• **THE DATA**
....

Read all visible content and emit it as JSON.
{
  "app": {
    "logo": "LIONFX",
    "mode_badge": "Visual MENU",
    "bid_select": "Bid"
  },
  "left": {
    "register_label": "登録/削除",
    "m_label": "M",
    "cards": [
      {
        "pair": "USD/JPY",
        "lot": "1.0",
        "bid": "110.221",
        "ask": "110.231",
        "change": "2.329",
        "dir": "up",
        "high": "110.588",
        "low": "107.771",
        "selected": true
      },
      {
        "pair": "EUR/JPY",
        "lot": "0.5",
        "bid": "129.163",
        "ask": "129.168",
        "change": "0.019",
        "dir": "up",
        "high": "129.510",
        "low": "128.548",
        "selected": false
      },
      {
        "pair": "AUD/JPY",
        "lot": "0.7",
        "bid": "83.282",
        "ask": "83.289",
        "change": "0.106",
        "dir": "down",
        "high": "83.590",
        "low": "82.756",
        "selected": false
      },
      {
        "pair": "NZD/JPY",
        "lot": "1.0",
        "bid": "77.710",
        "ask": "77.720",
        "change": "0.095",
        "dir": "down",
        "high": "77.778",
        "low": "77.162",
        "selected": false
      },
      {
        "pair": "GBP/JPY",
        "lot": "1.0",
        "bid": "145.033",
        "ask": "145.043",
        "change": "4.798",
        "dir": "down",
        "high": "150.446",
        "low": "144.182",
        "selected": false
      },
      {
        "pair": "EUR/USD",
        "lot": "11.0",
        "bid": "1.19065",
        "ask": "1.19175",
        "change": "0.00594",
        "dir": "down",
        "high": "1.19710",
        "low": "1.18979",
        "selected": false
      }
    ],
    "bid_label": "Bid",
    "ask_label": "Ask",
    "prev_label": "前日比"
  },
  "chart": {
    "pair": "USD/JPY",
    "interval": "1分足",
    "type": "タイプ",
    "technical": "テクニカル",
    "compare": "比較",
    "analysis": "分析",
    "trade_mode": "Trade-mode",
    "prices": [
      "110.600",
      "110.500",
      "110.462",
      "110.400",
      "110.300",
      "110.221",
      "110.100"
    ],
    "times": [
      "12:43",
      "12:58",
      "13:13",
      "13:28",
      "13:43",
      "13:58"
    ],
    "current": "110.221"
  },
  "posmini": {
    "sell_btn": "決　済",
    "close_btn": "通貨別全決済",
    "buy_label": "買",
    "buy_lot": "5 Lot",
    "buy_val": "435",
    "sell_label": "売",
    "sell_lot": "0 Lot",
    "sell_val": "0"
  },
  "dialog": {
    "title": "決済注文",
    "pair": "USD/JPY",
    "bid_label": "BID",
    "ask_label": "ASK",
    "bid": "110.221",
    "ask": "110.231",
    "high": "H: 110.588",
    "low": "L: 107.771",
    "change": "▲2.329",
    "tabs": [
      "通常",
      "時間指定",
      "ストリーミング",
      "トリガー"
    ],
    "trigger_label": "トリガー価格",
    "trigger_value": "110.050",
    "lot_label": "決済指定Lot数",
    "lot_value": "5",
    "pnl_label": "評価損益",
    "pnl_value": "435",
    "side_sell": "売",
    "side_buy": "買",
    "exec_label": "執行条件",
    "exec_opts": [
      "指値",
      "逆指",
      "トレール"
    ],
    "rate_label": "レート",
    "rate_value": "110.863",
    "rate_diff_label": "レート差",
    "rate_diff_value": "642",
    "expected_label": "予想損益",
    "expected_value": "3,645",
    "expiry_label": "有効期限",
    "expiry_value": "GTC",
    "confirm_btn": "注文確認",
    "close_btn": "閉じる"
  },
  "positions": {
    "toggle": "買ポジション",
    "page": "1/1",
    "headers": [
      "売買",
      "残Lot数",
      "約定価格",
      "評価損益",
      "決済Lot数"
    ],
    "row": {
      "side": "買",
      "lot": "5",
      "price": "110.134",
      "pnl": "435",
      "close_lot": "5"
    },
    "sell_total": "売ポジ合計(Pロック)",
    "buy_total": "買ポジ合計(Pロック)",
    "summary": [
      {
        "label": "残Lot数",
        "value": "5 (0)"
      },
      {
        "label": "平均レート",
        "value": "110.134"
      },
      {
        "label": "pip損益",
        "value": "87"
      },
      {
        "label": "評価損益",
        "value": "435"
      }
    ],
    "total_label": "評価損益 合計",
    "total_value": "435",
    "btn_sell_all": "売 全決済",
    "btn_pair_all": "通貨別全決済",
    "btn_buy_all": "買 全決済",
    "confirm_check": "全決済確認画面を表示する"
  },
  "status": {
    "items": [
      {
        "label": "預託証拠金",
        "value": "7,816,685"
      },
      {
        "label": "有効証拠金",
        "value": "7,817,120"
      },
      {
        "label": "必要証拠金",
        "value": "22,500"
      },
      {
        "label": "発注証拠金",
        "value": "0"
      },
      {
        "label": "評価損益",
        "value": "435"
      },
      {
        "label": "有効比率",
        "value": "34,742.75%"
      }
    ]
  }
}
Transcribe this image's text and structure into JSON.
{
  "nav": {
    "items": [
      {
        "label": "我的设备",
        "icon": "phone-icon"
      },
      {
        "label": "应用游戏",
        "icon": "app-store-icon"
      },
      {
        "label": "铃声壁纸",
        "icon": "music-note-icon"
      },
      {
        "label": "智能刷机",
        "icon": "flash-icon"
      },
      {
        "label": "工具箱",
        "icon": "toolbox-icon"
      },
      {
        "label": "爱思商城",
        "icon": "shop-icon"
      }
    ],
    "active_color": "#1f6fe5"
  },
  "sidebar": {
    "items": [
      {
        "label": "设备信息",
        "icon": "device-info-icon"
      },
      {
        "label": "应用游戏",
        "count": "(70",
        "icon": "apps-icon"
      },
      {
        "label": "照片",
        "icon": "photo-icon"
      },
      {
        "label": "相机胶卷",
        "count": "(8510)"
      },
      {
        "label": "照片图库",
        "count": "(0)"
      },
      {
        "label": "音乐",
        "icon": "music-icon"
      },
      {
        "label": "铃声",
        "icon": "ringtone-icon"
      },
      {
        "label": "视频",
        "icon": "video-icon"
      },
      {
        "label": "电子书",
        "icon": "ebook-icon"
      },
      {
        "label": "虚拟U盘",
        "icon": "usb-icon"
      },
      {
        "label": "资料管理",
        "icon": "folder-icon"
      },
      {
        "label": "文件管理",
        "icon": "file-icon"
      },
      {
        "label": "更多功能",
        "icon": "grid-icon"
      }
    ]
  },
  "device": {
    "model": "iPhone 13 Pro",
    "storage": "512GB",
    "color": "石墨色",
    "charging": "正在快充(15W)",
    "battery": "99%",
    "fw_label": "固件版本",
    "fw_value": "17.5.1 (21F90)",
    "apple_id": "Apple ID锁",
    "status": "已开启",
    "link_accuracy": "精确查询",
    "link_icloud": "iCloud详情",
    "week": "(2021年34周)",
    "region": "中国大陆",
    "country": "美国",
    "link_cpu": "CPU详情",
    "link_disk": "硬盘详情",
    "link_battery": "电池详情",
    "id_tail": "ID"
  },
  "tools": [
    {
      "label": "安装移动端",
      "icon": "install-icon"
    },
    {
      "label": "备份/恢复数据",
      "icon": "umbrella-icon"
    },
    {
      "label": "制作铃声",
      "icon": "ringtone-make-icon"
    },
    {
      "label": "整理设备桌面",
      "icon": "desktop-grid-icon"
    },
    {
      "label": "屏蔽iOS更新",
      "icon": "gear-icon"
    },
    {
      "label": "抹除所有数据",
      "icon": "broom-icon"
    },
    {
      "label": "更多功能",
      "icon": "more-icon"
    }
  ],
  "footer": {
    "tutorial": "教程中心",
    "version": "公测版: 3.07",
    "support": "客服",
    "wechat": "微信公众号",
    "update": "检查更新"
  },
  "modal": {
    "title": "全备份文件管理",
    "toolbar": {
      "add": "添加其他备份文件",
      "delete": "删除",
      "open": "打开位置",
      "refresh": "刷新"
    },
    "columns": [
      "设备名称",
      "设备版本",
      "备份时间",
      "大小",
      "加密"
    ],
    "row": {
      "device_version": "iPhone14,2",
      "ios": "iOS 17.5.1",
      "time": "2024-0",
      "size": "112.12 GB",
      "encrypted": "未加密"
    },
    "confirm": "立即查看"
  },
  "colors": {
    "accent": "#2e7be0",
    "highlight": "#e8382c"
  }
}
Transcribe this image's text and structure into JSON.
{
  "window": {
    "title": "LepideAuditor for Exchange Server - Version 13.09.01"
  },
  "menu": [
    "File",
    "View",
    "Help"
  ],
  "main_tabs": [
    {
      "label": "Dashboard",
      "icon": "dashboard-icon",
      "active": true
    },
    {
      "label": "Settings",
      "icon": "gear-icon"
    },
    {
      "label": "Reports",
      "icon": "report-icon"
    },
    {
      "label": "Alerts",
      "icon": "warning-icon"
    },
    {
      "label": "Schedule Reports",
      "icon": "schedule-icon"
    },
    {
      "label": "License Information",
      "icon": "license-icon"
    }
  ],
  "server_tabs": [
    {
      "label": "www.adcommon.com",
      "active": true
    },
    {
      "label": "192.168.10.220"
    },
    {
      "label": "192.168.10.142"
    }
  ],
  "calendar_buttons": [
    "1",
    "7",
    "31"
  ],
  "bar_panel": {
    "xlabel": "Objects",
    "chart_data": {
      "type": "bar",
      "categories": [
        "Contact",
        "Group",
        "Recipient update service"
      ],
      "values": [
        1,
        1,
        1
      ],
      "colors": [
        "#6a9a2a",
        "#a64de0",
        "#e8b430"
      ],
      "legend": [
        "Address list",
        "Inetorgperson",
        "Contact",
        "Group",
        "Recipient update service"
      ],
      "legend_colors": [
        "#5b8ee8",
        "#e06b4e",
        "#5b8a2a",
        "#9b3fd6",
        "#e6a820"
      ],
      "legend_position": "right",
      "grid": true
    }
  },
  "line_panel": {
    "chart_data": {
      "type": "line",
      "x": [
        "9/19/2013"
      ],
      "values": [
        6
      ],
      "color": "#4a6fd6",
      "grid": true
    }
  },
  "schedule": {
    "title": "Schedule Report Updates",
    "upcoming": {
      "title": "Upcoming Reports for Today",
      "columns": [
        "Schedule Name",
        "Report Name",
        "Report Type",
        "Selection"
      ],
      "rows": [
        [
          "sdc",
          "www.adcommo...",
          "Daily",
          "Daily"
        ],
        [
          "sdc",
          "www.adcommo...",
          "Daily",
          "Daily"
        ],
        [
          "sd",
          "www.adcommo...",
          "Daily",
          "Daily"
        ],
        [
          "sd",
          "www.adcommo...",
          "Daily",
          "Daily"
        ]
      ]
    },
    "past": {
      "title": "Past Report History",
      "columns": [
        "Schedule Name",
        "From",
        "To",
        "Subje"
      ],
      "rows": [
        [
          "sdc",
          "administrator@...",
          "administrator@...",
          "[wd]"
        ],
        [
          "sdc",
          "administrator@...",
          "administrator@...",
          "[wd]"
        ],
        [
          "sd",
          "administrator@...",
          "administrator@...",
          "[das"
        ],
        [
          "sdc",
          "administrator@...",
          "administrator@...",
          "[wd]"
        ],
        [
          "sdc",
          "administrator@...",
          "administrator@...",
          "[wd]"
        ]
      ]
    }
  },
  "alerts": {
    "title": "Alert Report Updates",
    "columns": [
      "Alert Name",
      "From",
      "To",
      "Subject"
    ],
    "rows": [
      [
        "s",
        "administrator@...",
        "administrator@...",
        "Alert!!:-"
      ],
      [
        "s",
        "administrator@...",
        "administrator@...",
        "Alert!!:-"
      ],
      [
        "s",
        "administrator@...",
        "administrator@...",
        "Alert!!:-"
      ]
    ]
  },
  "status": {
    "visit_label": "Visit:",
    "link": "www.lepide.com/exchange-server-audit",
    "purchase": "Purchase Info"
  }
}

....

• **DO THIS**
Extract each line from the entries above that contains the string "評価損益".

• **EXPECTED ANSWER**
    "pnl_label": "評価損益",
      "評価損益",
        "label": "評価損益",
    "total_label": "評価損益 合計",
        "label": "評価損益",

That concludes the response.